CHALLENGE: Extract each line holding the word "text" from the entries.

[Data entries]
══════════════════════════════

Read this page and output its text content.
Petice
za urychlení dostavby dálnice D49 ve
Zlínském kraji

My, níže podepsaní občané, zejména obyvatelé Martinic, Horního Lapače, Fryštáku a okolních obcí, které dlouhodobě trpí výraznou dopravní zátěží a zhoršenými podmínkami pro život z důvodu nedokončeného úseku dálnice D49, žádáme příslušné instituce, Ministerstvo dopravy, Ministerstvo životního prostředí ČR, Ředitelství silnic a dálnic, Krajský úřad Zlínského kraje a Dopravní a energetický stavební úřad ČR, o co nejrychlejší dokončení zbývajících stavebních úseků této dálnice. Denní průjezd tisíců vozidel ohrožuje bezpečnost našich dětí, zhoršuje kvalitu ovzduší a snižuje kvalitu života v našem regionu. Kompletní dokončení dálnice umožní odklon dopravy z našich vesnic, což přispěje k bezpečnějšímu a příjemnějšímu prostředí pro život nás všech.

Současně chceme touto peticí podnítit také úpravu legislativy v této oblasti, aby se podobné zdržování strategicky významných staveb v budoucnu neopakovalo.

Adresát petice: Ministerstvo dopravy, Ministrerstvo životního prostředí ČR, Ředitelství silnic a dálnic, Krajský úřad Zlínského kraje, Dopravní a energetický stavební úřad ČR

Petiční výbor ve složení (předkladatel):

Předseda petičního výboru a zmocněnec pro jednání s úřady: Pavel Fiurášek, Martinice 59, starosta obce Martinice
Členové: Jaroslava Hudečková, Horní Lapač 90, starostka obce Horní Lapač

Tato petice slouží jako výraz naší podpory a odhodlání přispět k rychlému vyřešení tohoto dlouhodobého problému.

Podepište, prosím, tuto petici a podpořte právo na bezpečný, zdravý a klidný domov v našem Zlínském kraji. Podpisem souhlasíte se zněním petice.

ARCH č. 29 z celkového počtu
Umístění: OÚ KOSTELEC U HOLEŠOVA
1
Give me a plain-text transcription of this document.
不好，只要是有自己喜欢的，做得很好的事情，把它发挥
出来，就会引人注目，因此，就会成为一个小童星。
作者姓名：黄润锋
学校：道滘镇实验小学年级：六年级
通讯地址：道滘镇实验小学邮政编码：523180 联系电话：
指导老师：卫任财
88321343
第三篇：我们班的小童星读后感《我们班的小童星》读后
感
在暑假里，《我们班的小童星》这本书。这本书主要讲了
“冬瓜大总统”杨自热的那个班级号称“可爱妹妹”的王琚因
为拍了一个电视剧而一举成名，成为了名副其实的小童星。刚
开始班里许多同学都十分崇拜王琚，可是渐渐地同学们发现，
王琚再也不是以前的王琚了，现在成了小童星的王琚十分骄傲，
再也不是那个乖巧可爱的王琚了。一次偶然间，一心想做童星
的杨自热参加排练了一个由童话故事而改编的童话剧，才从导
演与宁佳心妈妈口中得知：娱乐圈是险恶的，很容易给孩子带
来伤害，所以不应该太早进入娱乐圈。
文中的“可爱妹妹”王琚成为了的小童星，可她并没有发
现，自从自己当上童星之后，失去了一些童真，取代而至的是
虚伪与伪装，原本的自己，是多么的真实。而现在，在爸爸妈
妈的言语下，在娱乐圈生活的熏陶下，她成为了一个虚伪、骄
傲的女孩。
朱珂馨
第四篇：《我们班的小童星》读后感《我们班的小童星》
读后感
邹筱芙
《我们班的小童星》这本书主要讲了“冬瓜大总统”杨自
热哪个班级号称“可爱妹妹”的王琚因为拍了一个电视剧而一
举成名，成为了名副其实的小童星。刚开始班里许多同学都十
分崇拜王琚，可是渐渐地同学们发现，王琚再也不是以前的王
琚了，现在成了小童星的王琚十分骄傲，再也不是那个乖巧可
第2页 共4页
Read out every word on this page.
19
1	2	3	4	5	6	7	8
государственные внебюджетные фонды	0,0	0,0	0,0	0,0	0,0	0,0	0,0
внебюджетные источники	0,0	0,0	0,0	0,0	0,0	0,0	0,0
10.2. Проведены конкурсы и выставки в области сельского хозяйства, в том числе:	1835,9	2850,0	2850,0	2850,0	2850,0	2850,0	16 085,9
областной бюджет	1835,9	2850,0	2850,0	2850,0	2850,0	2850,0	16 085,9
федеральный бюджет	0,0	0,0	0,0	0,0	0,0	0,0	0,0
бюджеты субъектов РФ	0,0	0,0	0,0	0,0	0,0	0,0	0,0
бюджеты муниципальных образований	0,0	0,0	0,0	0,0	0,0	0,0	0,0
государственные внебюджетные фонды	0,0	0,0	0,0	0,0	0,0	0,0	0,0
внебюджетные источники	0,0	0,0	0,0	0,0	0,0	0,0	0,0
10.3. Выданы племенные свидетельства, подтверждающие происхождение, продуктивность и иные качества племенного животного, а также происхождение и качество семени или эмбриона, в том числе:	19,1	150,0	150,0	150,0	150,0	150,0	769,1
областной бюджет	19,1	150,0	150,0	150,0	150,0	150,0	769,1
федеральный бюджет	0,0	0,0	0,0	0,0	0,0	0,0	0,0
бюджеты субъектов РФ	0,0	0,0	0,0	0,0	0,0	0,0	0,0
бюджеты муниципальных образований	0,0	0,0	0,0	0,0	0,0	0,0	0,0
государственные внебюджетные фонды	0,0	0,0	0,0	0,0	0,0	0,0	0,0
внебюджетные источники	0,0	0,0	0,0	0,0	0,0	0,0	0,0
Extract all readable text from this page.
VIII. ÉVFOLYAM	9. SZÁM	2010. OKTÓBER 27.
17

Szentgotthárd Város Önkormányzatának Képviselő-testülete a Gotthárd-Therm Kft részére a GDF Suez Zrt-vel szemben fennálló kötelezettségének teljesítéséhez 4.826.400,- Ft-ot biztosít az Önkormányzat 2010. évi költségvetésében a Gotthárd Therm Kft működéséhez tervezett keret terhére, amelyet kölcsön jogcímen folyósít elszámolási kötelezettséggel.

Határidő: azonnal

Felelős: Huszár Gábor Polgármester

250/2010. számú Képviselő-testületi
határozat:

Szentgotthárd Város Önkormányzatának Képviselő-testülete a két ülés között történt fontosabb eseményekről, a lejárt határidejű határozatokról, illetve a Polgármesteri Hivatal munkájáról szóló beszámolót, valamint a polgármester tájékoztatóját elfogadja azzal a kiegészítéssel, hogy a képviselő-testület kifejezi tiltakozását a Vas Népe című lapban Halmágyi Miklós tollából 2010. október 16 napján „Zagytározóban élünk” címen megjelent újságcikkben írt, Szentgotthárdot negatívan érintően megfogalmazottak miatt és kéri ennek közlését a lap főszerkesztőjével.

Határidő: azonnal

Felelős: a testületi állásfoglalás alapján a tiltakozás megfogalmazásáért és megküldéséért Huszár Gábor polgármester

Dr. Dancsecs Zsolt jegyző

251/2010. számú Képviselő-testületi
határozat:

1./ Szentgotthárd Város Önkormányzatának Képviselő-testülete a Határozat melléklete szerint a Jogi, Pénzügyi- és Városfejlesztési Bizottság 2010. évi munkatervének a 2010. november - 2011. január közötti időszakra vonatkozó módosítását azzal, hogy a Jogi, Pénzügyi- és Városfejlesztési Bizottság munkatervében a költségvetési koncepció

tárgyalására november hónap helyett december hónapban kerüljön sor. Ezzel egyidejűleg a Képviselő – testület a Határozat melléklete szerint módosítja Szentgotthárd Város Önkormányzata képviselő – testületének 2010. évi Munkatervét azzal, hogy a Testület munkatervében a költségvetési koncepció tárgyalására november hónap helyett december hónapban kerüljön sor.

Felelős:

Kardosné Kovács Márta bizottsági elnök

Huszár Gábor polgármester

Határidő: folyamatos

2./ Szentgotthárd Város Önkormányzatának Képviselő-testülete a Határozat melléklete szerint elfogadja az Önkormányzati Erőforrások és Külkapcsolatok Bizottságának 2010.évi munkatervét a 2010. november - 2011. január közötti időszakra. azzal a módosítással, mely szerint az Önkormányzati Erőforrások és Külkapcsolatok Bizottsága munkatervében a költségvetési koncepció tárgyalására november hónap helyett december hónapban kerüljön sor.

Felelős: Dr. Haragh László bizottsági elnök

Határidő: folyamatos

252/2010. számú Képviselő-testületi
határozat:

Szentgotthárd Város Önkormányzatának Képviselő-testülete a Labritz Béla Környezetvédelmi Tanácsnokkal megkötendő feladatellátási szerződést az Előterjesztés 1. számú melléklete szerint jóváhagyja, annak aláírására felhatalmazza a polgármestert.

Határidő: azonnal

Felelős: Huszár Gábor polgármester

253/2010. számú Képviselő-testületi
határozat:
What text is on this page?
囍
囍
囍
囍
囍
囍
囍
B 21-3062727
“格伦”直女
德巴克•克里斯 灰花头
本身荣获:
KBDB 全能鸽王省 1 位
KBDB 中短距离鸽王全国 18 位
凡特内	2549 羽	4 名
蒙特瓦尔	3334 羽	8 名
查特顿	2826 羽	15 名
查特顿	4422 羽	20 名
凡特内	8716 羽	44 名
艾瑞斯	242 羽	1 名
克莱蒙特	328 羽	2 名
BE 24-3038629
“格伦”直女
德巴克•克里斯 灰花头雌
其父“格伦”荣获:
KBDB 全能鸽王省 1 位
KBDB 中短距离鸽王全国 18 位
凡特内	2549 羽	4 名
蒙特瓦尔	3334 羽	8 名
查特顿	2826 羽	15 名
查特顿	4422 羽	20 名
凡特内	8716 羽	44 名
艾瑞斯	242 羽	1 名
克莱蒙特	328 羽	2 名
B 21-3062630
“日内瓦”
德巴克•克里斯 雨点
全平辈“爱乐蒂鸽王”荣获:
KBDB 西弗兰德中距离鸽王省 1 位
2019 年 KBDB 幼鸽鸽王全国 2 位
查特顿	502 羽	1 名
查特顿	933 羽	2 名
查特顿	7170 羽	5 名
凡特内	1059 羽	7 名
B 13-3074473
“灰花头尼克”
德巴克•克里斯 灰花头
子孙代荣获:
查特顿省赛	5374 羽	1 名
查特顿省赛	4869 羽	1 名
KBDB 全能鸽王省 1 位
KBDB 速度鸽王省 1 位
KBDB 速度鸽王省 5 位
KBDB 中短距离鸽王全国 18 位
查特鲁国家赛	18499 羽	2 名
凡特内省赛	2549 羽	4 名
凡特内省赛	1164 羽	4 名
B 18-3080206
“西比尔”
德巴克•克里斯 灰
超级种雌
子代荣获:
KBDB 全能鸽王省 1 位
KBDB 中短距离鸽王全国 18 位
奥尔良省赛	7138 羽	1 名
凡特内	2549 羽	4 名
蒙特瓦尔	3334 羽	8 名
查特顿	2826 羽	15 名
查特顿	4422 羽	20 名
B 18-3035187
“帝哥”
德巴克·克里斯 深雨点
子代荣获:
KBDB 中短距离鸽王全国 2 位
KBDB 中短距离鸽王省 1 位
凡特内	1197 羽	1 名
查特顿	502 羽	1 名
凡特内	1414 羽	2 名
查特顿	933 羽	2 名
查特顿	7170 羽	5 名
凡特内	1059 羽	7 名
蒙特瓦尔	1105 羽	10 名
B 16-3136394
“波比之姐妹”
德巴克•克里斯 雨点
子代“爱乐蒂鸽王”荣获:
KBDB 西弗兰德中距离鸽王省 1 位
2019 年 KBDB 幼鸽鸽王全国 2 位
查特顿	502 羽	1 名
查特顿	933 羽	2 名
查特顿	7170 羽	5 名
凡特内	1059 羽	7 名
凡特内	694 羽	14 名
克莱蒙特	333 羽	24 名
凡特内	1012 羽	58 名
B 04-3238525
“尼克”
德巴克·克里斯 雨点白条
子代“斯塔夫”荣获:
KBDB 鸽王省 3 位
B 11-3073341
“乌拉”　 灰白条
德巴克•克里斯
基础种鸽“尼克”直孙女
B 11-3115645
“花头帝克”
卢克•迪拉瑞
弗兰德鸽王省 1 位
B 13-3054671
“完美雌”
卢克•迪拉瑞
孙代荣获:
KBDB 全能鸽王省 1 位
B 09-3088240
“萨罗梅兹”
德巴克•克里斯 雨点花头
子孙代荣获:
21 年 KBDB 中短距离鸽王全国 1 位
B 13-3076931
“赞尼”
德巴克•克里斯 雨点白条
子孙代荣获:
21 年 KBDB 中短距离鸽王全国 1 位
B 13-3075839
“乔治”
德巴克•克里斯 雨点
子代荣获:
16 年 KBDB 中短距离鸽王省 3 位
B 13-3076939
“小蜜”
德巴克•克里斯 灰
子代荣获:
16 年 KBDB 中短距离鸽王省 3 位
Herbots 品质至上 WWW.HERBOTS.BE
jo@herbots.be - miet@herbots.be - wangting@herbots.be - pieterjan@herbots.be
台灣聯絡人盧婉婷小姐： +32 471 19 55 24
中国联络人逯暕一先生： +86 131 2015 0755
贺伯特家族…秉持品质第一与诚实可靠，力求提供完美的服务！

══════════════════════════════

SOLVED EXERCISE:
Read this page and output its text content.
Give me a plain-text transcription of this document.
Extract all readable text from this page.
What text is on this page?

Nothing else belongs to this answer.